Copy out every line of the data verbatim, from the line with "save-button[interactable]: Save bbox=[649, 576, 720, 607]" to the line with "status-group: Status Active".
### Dataset rows ###
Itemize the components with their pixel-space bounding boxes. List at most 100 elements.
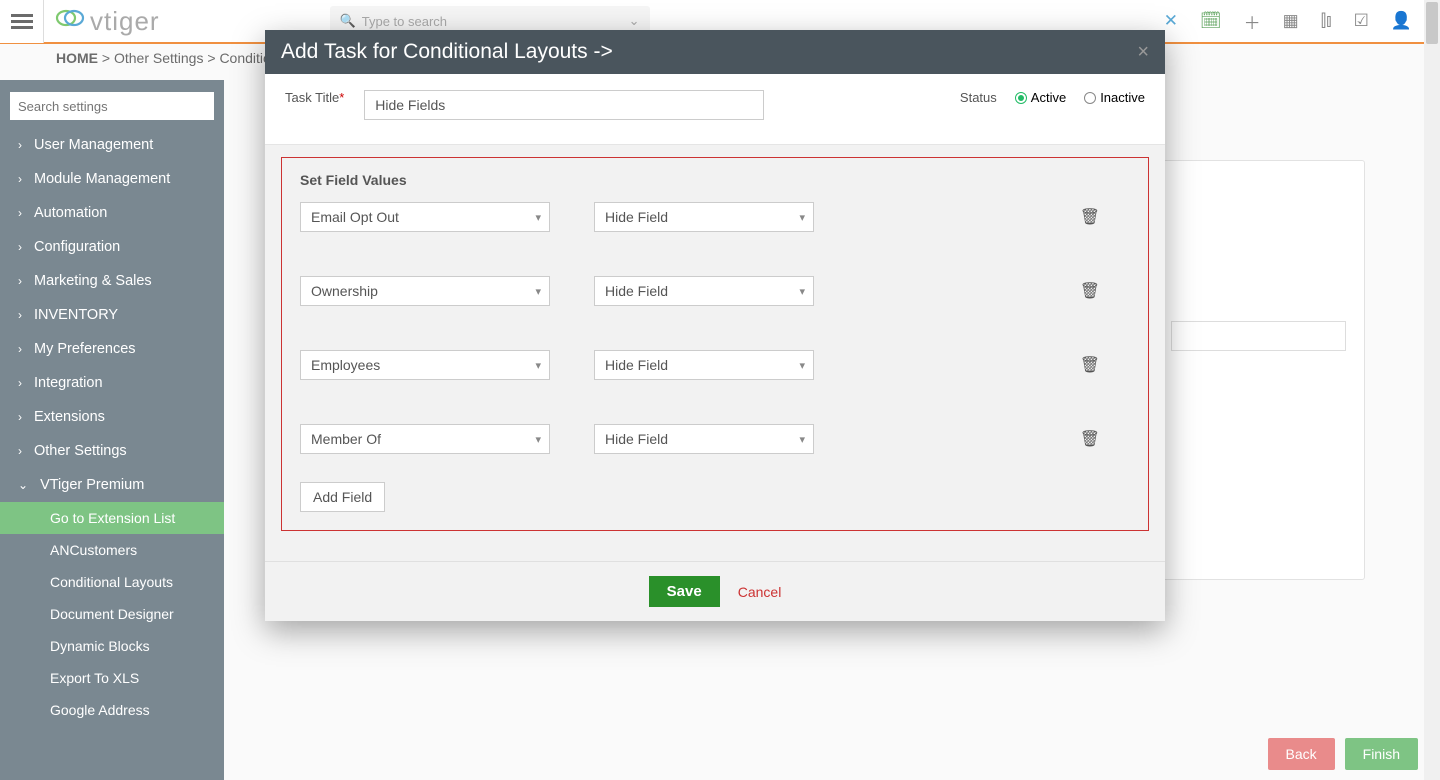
save-button[interactable]: Save bbox=[649, 576, 720, 607]
field-select[interactable]: Ownership bbox=[300, 276, 550, 306]
modal-footer: Save Cancel bbox=[265, 561, 1165, 621]
sidebar-item-label: Other Settings bbox=[34, 443, 127, 459]
background-field bbox=[1171, 321, 1346, 351]
chevron-right-icon: › bbox=[18, 274, 22, 288]
sidebar-item-label: My Preferences bbox=[34, 341, 136, 357]
field-row: Ownership Hide Field 🗑 bbox=[300, 276, 1130, 306]
sidebar-item-label: Configuration bbox=[34, 239, 120, 255]
chevron-right-icon: › bbox=[18, 444, 22, 458]
sidebar-item-label: Marketing & Sales bbox=[34, 273, 152, 289]
action-select[interactable]: Hide Field bbox=[594, 202, 814, 232]
sidebar-sub-item[interactable]: ANCustomers bbox=[0, 534, 224, 566]
modal-top: Task Title* Status Active Inactive bbox=[265, 74, 1165, 145]
action-select[interactable]: Hide Field bbox=[594, 424, 814, 454]
logo-icon bbox=[54, 5, 88, 38]
sidebar-sub-item[interactable]: Google Address bbox=[0, 694, 224, 726]
breadcrumb-sep: > bbox=[102, 50, 110, 66]
sidebar-item-label: Extensions bbox=[34, 409, 105, 425]
sidebar-item[interactable]: ›Integration bbox=[0, 366, 224, 400]
trash-icon[interactable]: 🗑 bbox=[1080, 281, 1100, 301]
back-button[interactable]: Back bbox=[1268, 738, 1335, 770]
chart-icon[interactable]: ⫿⫾ bbox=[1321, 11, 1332, 31]
search-settings bbox=[10, 92, 214, 120]
sidebar-item-label: VTiger Premium bbox=[40, 477, 144, 493]
logo[interactable]: vtiger bbox=[54, 5, 160, 38]
finish-button[interactable]: Finish bbox=[1345, 738, 1418, 770]
scrollbar-thumb[interactable] bbox=[1426, 2, 1438, 44]
status-group: Status Active Inactive bbox=[960, 90, 1145, 105]
sidebar-item-vtiger-premium[interactable]: ⌄ VTiger Premium bbox=[0, 468, 224, 502]
top-icons: ✕ 🗓 ＋ ▦ ⫿⫾ ☑ 👤 bbox=[1164, 9, 1440, 34]
sidebar-sub-item[interactable]: Conditional Layouts bbox=[0, 566, 224, 598]
sidebar-sub-item[interactable]: Document Designer bbox=[0, 598, 224, 630]
calendar-icon[interactable]: ▦ bbox=[1283, 11, 1299, 31]
modal-title: Add Task for Conditional Layouts -> bbox=[281, 40, 613, 64]
trash-icon[interactable]: 🗑 bbox=[1080, 355, 1100, 375]
search-placeholder: Type to search bbox=[362, 14, 447, 29]
sidebar-sub-item[interactable]: Go to Extension List bbox=[0, 502, 224, 534]
sidebar-item[interactable]: ›Configuration bbox=[0, 230, 224, 264]
set-field-values-box: Set Field Values Email Opt Out Hide Field… bbox=[281, 157, 1149, 531]
chevron-down-icon: ⌄ bbox=[18, 478, 28, 492]
breadcrumb-other-settings[interactable]: Other Settings bbox=[114, 50, 204, 66]
scrollbar[interactable] bbox=[1424, 0, 1440, 780]
sidebar-item[interactable]: › Automation bbox=[0, 196, 224, 230]
field-select[interactable]: Member Of bbox=[300, 424, 550, 454]
radio-label: Active bbox=[1031, 90, 1066, 105]
task-title-input[interactable] bbox=[364, 90, 764, 120]
sidebar: ›User Management›Module Management›Autom… bbox=[0, 80, 224, 780]
sidebar-item[interactable]: ›User Management bbox=[0, 128, 224, 162]
plus-icon[interactable]: ＋ bbox=[1244, 9, 1261, 34]
chevron-right-icon: › bbox=[18, 206, 22, 220]
footer: Back Finish bbox=[1268, 738, 1418, 770]
search-settings-input[interactable] bbox=[10, 92, 214, 120]
field-row: Email Opt Out Hide Field 🗑 bbox=[300, 202, 1130, 232]
cancel-link[interactable]: Cancel bbox=[738, 584, 782, 600]
task-title-label: Task Title* bbox=[285, 90, 344, 105]
modal-header: Add Task for Conditional Layouts -> × bbox=[265, 30, 1165, 74]
chevron-right-icon: › bbox=[18, 342, 22, 356]
sidebar-item[interactable]: › Extensions bbox=[0, 400, 224, 434]
trash-icon[interactable]: 🗑 bbox=[1080, 207, 1100, 227]
section-title: Set Field Values bbox=[300, 172, 1130, 188]
sidebar-sub-item[interactable]: Export To XLS bbox=[0, 662, 224, 694]
field-select[interactable]: Email Opt Out bbox=[300, 202, 550, 232]
sidebar-item[interactable]: › My Preferences bbox=[0, 332, 224, 366]
sidebar-item[interactable]: › Other Settings bbox=[0, 434, 224, 468]
sidebar-sub-item[interactable]: Dynamic Blocks bbox=[0, 630, 224, 662]
chevron-down-icon: ⌄ bbox=[629, 13, 640, 29]
chevron-right-icon: › bbox=[18, 376, 22, 390]
radio-dot-icon bbox=[1084, 92, 1096, 104]
field-row: Member Of Hide Field 🗑 bbox=[300, 424, 1130, 454]
sidebar-item[interactable]: › INVENTORY bbox=[0, 298, 224, 332]
radio-active[interactable]: Active bbox=[1015, 90, 1066, 105]
hamburger-menu[interactable] bbox=[0, 0, 44, 43]
logo-text: vtiger bbox=[90, 6, 160, 37]
sidebar-item-label: User Management bbox=[34, 137, 153, 153]
sidebar-item[interactable]: › Module Management bbox=[0, 162, 224, 196]
breadcrumb: HOME > Other Settings > Conditiona bbox=[56, 50, 286, 66]
breadcrumb-sep: > bbox=[207, 50, 215, 66]
breadcrumb-home[interactable]: HOME bbox=[56, 50, 98, 66]
close-icon[interactable]: × bbox=[1137, 41, 1149, 64]
chevron-right-icon: › bbox=[18, 410, 22, 424]
field-select[interactable]: Employees bbox=[300, 350, 550, 380]
user-icon[interactable]: 👤 bbox=[1391, 11, 1412, 31]
search-icon: 🔍 bbox=[340, 13, 356, 29]
trash-icon[interactable]: 🗑 bbox=[1080, 429, 1100, 449]
chevron-right-icon: › bbox=[18, 172, 22, 186]
radio-label: Inactive bbox=[1100, 90, 1145, 105]
chevron-right-icon: › bbox=[18, 308, 22, 322]
modal: Add Task for Conditional Layouts -> × Ta… bbox=[265, 30, 1165, 621]
action-select[interactable]: Hide Field bbox=[594, 276, 814, 306]
radio-inactive[interactable]: Inactive bbox=[1084, 90, 1145, 105]
add-field-button[interactable]: Add Field bbox=[300, 482, 385, 512]
sidebar-item-label: INVENTORY bbox=[34, 307, 118, 323]
action-select[interactable]: Hide Field bbox=[594, 350, 814, 380]
xing-icon[interactable]: ✕ bbox=[1164, 11, 1178, 31]
checkbox-icon[interactable]: ☑ bbox=[1354, 11, 1369, 31]
calendar-check-icon[interactable]: 🗓 bbox=[1200, 11, 1222, 31]
sidebar-item[interactable]: › Marketing & Sales bbox=[0, 264, 224, 298]
sidebar-item-label: Automation bbox=[34, 205, 107, 221]
sidebar-item-label: Module Management bbox=[34, 171, 170, 187]
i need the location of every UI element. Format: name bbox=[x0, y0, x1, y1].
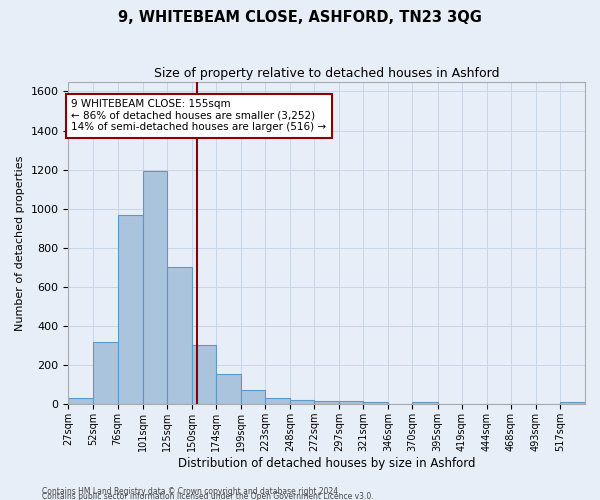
Bar bbox=[314, 402, 339, 404]
Text: Contains HM Land Registry data © Crown copyright and database right 2024.: Contains HM Land Registry data © Crown c… bbox=[42, 486, 341, 496]
Text: Contains public sector information licensed under the Open Government Licence v3: Contains public sector information licen… bbox=[42, 492, 374, 500]
Bar bbox=[364, 402, 388, 404]
Text: 9, WHITEBEAM CLOSE, ASHFORD, TN23 3QG: 9, WHITEBEAM CLOSE, ASHFORD, TN23 3QG bbox=[118, 10, 482, 25]
Bar bbox=[167, 268, 192, 404]
Bar bbox=[143, 170, 167, 404]
Bar bbox=[412, 402, 437, 404]
Bar bbox=[216, 374, 241, 404]
Bar bbox=[339, 402, 364, 404]
Title: Size of property relative to detached houses in Ashford: Size of property relative to detached ho… bbox=[154, 68, 499, 80]
Bar bbox=[118, 214, 143, 404]
Y-axis label: Number of detached properties: Number of detached properties bbox=[15, 156, 25, 330]
X-axis label: Distribution of detached houses by size in Ashford: Distribution of detached houses by size … bbox=[178, 457, 475, 470]
Bar bbox=[241, 390, 265, 404]
Bar bbox=[560, 402, 585, 404]
Bar bbox=[68, 398, 94, 404]
Bar bbox=[265, 398, 290, 404]
Bar bbox=[94, 342, 118, 404]
Text: 9 WHITEBEAM CLOSE: 155sqm
← 86% of detached houses are smaller (3,252)
14% of se: 9 WHITEBEAM CLOSE: 155sqm ← 86% of detac… bbox=[71, 100, 326, 132]
Bar bbox=[192, 344, 216, 405]
Bar bbox=[290, 400, 314, 404]
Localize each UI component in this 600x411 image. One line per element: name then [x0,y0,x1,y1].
###
» Solved problem
save-button[interactable]: Save bbox=[649, 576, 720, 607]
field-select[interactable]: Ownership bbox=[300, 276, 550, 306]
modal-footer: Save Cancel bbox=[265, 561, 1165, 621]
sidebar-item-label: Other Settings bbox=[34, 443, 127, 459]
background-field bbox=[1171, 321, 1346, 351]
chevron-right-icon: › bbox=[18, 274, 22, 288]
sidebar-item-label: My Preferences bbox=[34, 341, 136, 357]
field-row: Ownership Hide Field 🗑 bbox=[300, 276, 1130, 306]
sidebar-item-label: Configuration bbox=[34, 239, 120, 255]
chevron-right-icon: › bbox=[18, 444, 22, 458]
sidebar-item-label: Marketing & Sales bbox=[34, 273, 152, 289]
action-select[interactable]: Hide Field bbox=[594, 202, 814, 232]
sidebar-sub-item[interactable]: ANCustomers bbox=[0, 534, 224, 566]
modal-top: Task Title* Status Active Inactive bbox=[265, 74, 1165, 145]
action-select[interactable]: Hide Field bbox=[594, 424, 814, 454]
logo-icon bbox=[54, 5, 88, 38]
sidebar-sub-item[interactable]: Google Address bbox=[0, 694, 224, 726]
breadcrumb-sep: > bbox=[102, 50, 110, 66]
sidebar-item-label: Extensions bbox=[34, 409, 105, 425]
sidebar-item[interactable]: ›Integration bbox=[0, 366, 224, 400]
trash-icon[interactable]: 🗑 bbox=[1080, 281, 1100, 301]
back-button[interactable]: Back bbox=[1268, 738, 1335, 770]
chart-icon[interactable]: ⫿⫾ bbox=[1321, 11, 1332, 31]
search-settings bbox=[10, 92, 214, 120]
sidebar-item-label: VTiger Premium bbox=[40, 477, 144, 493]
logo[interactable]: vtiger bbox=[54, 5, 160, 38]
finish-button[interactable]: Finish bbox=[1345, 738, 1418, 770]
scrollbar-thumb[interactable] bbox=[1426, 2, 1438, 44]
status-group: Status Active Inactive bbox=[960, 90, 1145, 105]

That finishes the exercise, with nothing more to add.